━━━ Data supplied

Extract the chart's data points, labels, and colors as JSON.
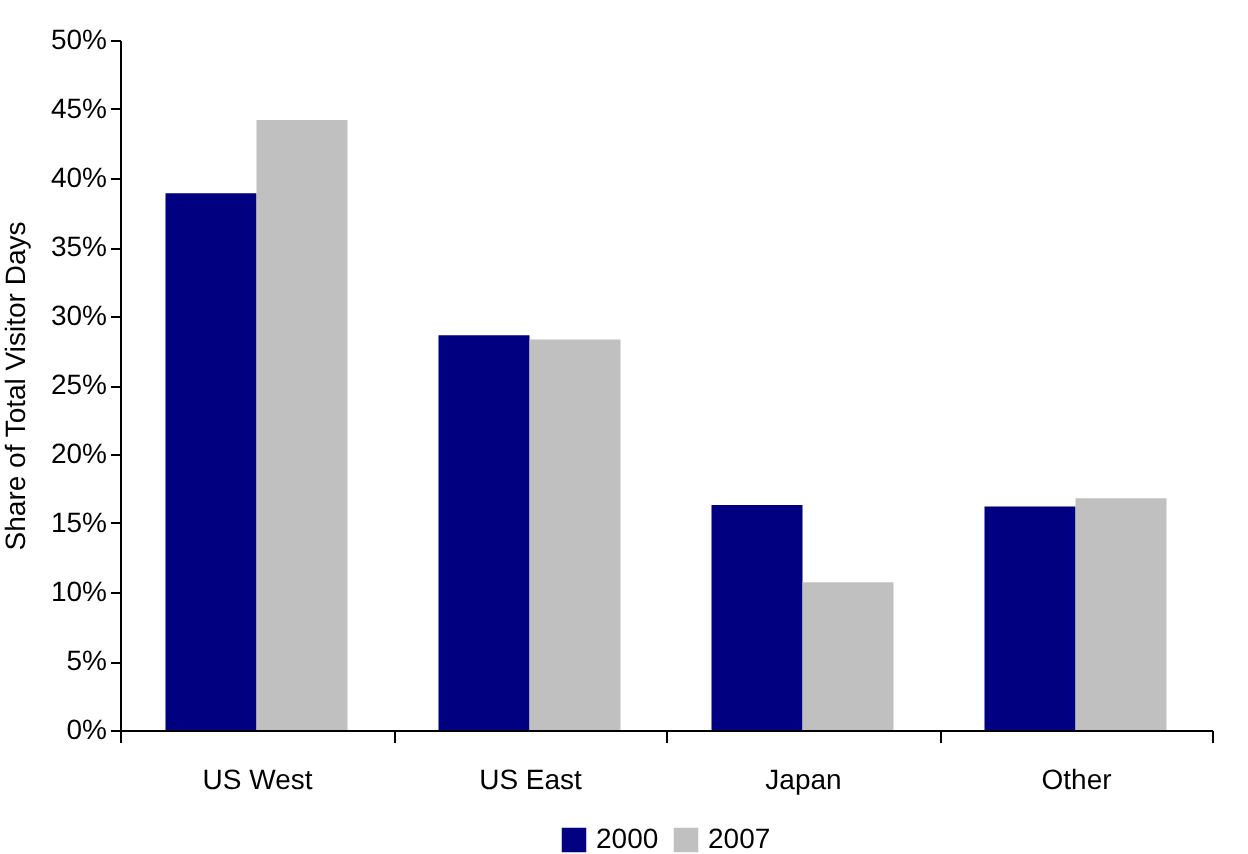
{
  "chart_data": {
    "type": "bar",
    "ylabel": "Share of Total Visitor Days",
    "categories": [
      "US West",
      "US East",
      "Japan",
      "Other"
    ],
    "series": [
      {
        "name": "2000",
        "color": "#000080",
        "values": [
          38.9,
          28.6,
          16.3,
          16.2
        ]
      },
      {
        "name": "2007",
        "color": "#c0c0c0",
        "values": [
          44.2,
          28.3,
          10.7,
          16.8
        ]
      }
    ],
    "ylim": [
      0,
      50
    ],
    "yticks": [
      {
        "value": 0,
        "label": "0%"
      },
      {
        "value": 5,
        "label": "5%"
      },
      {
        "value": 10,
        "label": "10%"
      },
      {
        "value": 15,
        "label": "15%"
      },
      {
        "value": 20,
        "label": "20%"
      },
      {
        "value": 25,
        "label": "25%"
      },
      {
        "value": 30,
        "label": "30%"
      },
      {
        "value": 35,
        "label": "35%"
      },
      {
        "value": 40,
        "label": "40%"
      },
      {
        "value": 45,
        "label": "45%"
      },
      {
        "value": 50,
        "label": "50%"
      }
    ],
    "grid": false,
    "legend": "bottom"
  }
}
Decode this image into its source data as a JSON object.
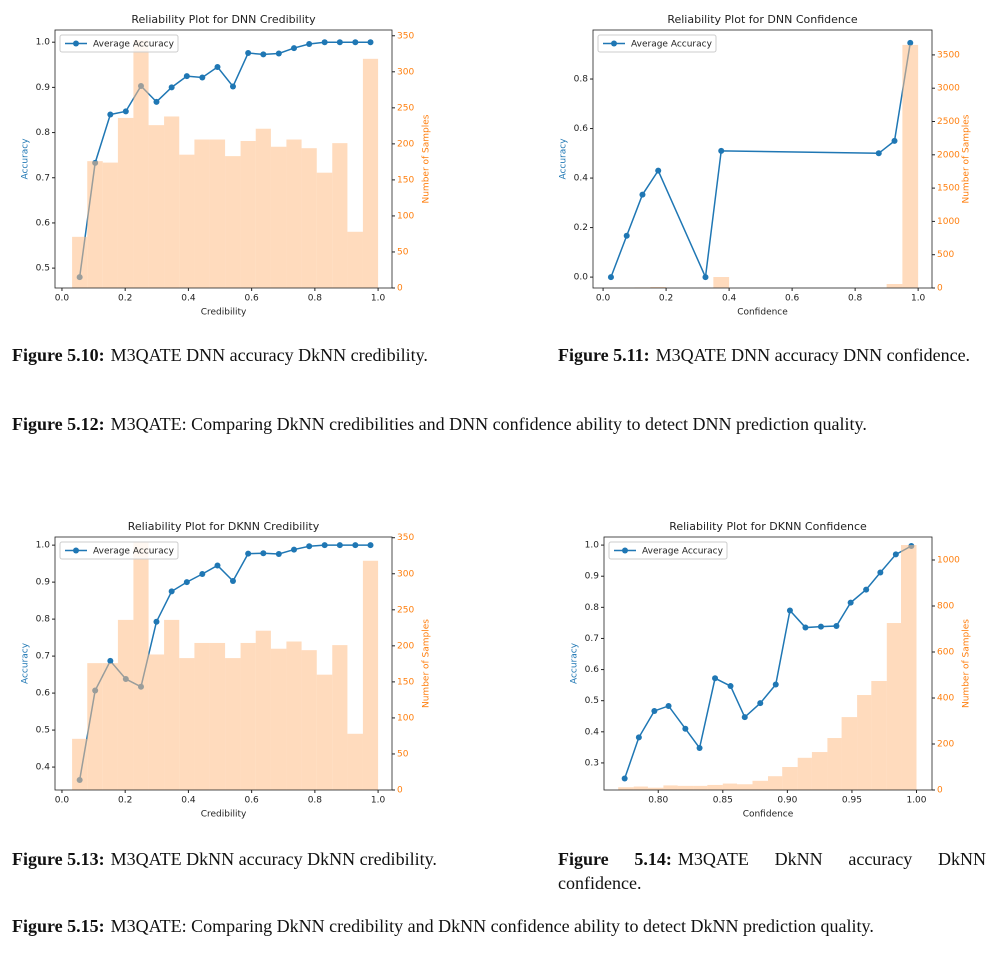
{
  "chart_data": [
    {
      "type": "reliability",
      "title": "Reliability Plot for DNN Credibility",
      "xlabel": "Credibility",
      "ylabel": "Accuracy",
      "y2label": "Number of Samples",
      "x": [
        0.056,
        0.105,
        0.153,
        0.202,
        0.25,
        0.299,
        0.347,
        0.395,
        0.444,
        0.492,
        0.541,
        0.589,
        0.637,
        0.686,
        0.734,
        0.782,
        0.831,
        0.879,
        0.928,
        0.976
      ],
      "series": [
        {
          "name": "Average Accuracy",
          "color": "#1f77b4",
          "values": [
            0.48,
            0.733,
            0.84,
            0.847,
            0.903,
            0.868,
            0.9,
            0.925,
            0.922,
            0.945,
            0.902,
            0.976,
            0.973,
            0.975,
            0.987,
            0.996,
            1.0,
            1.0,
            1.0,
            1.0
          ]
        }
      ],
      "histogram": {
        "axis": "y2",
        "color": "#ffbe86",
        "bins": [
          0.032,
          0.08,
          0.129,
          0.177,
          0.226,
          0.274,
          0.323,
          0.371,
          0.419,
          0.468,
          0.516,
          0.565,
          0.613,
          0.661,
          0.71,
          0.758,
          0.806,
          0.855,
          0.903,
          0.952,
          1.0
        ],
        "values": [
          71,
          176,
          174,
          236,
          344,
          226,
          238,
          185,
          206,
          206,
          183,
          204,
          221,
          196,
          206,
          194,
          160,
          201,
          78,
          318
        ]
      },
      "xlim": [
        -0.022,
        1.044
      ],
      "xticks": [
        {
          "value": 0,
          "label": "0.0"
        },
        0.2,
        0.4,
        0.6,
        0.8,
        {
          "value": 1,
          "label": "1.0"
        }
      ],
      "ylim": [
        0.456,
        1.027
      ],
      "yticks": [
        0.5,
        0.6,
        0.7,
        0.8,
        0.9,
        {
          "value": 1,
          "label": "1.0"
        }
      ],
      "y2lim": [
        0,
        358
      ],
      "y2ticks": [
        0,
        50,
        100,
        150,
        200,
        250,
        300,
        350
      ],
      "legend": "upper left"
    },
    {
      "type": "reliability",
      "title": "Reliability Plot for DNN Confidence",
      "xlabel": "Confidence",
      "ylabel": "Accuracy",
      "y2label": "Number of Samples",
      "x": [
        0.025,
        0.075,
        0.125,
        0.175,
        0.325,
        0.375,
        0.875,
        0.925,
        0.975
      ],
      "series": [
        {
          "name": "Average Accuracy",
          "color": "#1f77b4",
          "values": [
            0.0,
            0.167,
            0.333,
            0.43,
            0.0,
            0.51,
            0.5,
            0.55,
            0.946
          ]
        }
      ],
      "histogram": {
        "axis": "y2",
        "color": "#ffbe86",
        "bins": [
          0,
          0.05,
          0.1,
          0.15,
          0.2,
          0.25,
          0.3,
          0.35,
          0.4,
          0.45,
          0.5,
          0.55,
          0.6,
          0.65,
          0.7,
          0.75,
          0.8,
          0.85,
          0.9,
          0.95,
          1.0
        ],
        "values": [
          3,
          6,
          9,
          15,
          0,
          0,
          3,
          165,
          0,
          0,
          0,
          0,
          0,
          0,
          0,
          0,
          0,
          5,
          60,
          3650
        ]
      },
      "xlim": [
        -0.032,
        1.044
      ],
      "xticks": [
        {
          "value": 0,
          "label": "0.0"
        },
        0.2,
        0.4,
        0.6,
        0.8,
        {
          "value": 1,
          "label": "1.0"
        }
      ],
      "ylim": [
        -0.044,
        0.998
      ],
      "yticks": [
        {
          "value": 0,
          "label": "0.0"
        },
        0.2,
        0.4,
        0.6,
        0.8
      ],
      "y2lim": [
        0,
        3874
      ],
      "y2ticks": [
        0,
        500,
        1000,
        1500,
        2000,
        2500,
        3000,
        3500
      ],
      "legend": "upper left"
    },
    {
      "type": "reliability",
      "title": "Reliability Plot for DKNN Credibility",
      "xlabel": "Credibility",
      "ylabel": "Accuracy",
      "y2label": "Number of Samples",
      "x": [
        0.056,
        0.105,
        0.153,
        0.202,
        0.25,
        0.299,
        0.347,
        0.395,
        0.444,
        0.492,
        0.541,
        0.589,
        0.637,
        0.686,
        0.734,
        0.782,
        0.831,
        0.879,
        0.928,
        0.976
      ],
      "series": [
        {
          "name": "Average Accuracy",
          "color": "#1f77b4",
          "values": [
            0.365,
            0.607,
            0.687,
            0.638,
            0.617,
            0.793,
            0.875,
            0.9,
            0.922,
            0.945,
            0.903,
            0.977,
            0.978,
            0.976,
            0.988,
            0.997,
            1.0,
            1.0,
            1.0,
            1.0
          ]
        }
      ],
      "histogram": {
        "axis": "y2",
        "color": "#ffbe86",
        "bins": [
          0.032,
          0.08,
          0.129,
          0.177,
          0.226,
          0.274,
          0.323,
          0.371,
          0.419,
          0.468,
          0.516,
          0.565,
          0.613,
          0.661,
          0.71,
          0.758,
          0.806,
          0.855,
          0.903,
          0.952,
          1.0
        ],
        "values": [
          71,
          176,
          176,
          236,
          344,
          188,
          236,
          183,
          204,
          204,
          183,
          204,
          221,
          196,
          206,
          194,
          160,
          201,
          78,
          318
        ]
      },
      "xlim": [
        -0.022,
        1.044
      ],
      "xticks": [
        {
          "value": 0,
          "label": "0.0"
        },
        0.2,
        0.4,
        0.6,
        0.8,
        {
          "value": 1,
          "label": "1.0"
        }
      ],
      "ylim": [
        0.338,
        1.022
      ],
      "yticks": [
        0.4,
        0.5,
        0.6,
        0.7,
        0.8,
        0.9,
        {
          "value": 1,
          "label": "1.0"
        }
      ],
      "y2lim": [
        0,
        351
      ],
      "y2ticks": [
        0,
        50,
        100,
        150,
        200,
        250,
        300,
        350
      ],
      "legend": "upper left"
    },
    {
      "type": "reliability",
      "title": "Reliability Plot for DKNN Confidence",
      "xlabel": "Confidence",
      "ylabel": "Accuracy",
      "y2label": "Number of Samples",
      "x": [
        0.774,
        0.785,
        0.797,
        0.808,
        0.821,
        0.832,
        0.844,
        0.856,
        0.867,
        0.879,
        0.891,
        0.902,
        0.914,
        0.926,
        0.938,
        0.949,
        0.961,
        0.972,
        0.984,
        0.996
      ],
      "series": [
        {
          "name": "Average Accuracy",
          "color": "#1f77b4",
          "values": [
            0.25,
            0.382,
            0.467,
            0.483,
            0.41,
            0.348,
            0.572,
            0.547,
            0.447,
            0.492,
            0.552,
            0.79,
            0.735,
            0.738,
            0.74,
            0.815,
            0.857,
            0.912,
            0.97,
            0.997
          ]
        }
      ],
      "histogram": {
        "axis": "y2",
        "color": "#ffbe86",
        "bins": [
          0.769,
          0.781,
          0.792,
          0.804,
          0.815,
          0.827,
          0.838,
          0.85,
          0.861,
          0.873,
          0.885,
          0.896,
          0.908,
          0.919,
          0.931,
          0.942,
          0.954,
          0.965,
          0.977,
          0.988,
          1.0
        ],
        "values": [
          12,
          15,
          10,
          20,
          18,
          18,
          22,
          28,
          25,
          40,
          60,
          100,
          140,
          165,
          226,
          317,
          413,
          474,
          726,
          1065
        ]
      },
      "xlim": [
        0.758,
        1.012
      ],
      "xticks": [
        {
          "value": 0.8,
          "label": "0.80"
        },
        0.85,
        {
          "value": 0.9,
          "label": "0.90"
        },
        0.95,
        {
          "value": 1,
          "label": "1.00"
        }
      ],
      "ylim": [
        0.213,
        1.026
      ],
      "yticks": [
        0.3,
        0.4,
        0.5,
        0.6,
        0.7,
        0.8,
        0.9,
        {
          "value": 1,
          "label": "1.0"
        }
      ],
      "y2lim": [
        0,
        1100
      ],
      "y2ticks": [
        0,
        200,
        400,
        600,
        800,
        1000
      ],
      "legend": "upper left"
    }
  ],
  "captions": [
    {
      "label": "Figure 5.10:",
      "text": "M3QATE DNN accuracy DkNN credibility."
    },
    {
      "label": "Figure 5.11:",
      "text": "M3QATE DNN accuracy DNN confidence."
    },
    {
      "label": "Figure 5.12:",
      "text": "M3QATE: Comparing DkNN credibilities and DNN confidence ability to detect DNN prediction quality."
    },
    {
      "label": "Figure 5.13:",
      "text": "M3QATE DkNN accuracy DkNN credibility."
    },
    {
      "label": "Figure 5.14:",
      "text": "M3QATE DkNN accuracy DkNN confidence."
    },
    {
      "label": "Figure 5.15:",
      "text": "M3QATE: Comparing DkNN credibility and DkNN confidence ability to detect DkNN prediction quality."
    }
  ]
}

━━━━━━

**What you need to do**
List each line in the listing that contains the string "Figure".

**The completed task**
      "label": "Figure 5.10:",
      "label": "Figure 5.11:",
      "label": "Figure 5.12:",
      "label": "Figure 5.13:",
      "label": "Figure 5.14:",
      "label": "Figure 5.15:",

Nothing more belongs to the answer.